## Goal
Select the lines of the records containing the word "maximize" and list them.

## Source data
* START *
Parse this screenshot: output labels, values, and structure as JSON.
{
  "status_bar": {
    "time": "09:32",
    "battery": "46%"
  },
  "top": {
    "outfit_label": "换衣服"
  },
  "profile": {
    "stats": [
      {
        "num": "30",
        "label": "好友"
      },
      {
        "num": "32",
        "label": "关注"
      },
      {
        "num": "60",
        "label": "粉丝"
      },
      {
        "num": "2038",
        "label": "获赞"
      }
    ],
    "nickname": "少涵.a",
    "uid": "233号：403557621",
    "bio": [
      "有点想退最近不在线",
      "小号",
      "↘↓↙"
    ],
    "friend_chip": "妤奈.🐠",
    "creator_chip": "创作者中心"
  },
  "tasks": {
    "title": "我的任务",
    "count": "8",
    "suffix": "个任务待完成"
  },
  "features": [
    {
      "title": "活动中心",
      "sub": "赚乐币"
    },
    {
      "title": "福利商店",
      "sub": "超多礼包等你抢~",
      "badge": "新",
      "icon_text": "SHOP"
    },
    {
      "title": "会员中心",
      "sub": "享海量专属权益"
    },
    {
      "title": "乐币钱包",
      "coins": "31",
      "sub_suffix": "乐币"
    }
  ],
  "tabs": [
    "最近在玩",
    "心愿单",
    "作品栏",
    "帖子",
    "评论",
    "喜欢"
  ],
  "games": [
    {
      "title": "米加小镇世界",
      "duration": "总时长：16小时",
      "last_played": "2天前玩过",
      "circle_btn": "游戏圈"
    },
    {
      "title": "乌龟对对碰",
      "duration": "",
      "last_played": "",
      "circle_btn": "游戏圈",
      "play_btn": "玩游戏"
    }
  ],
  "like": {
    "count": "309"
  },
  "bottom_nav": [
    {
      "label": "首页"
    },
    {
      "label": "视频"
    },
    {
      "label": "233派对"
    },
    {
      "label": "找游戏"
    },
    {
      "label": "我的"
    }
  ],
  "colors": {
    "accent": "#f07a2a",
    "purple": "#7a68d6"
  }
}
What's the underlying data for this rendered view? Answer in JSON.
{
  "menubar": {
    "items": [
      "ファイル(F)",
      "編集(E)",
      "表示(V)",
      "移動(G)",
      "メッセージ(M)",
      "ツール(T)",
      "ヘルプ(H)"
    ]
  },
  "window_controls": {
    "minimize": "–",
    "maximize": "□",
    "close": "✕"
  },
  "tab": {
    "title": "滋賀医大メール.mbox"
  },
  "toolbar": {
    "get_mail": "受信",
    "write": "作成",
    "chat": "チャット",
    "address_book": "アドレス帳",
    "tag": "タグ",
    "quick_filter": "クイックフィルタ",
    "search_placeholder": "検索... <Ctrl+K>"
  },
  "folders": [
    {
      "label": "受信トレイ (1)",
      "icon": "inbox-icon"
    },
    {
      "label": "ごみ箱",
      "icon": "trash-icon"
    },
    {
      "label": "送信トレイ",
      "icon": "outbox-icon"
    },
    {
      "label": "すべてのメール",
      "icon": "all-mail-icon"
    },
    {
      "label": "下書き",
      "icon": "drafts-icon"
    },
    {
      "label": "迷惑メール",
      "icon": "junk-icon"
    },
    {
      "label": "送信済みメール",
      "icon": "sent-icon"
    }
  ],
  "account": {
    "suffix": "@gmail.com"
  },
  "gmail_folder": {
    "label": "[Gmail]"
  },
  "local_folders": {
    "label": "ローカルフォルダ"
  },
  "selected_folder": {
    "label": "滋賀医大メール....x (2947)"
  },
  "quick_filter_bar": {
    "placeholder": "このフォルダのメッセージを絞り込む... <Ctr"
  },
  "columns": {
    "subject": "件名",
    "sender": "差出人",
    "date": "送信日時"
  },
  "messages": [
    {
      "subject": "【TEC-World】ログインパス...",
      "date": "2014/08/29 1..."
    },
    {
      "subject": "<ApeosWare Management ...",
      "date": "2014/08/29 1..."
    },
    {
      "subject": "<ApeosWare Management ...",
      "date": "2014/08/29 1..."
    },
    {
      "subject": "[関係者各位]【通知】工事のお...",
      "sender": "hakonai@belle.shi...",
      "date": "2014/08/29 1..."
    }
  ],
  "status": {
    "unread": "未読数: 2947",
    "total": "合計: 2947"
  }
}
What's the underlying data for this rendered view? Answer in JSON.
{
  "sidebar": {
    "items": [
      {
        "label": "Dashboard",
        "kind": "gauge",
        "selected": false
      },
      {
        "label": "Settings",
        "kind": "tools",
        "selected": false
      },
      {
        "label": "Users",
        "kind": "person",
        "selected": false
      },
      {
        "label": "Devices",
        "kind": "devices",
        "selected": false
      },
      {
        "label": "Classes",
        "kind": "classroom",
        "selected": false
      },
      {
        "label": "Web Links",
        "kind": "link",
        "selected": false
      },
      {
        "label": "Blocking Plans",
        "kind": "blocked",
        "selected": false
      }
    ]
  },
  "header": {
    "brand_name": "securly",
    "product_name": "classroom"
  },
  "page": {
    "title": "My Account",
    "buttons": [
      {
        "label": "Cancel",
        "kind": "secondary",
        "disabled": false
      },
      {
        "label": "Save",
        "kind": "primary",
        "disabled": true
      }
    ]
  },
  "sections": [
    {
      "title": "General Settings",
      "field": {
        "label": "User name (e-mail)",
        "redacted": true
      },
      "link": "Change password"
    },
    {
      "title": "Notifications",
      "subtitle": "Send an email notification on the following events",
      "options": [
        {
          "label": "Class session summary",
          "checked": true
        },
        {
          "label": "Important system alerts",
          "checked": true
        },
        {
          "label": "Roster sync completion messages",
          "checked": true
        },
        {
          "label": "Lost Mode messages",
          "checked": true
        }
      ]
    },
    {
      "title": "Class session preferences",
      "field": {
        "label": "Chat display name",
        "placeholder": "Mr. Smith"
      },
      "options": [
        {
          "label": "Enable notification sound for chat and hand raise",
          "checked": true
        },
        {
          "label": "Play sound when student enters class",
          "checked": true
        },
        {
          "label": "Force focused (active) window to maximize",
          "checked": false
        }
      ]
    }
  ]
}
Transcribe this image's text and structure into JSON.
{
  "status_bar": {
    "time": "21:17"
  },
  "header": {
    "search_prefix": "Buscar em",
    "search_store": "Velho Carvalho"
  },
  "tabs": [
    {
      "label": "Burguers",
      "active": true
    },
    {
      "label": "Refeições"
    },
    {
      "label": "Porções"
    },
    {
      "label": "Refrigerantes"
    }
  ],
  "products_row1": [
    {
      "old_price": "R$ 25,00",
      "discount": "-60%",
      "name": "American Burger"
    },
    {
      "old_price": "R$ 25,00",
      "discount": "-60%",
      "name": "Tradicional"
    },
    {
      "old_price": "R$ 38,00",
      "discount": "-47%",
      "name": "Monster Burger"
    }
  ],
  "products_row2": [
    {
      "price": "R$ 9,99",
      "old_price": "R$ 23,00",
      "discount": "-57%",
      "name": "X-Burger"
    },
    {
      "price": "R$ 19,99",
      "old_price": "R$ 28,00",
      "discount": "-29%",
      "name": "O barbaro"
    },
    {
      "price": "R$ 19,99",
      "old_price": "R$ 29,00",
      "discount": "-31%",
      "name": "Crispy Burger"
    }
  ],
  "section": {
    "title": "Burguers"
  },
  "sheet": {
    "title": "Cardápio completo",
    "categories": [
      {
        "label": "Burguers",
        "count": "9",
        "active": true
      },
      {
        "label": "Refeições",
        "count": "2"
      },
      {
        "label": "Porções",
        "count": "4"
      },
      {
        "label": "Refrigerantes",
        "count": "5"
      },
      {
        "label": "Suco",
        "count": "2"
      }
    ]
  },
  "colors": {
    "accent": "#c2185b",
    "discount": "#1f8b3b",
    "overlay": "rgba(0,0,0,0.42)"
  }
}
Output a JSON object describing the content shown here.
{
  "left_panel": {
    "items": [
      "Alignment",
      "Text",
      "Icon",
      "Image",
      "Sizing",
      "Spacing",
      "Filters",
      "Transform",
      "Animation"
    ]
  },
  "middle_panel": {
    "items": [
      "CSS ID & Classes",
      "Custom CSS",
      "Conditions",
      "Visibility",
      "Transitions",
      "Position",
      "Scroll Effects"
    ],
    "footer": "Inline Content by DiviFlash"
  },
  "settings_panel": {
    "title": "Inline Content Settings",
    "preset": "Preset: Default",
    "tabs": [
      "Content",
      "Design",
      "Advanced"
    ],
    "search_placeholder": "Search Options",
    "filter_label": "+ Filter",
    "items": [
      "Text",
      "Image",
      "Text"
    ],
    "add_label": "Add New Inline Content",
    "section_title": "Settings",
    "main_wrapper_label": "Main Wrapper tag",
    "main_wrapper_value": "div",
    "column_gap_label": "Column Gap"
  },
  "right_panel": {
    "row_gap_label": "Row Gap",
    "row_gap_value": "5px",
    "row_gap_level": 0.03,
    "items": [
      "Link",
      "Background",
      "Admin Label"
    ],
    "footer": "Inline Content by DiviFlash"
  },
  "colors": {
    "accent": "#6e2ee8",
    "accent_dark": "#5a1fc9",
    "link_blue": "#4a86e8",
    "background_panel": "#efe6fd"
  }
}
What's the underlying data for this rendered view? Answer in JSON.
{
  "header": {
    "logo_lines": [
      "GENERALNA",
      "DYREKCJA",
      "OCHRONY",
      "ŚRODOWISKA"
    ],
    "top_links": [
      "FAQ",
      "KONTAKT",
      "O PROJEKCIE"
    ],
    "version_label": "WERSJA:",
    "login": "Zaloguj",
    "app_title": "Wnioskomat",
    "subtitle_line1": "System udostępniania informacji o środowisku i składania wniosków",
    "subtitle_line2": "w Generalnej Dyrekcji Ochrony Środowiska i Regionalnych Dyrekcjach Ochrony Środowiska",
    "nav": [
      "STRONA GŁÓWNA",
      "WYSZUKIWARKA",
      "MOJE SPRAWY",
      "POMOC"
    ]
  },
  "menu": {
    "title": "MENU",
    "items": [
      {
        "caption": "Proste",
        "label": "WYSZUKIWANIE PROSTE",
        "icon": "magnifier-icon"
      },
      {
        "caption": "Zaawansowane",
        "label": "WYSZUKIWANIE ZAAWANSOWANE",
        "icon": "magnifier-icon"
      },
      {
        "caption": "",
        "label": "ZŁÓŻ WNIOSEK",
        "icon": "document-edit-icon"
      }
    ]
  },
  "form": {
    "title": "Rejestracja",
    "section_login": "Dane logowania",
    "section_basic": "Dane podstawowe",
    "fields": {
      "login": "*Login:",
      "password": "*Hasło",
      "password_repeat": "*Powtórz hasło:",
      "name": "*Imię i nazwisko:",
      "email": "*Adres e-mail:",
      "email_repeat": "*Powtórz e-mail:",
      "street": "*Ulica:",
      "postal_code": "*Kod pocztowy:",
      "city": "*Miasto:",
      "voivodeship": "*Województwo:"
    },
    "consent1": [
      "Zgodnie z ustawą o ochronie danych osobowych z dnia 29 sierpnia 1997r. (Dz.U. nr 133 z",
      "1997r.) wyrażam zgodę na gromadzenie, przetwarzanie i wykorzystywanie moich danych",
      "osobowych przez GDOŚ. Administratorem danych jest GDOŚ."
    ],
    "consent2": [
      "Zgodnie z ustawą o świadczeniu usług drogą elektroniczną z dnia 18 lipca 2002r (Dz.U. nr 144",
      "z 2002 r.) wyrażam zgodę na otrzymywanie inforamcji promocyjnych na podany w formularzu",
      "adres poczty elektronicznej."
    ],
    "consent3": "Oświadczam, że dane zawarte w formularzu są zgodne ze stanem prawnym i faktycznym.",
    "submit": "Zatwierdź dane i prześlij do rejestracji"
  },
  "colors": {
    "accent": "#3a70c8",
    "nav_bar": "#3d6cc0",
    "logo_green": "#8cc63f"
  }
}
* END *
## Problem solution
    "maximize": "□",
          "label": "Force focused (active) window to maximize",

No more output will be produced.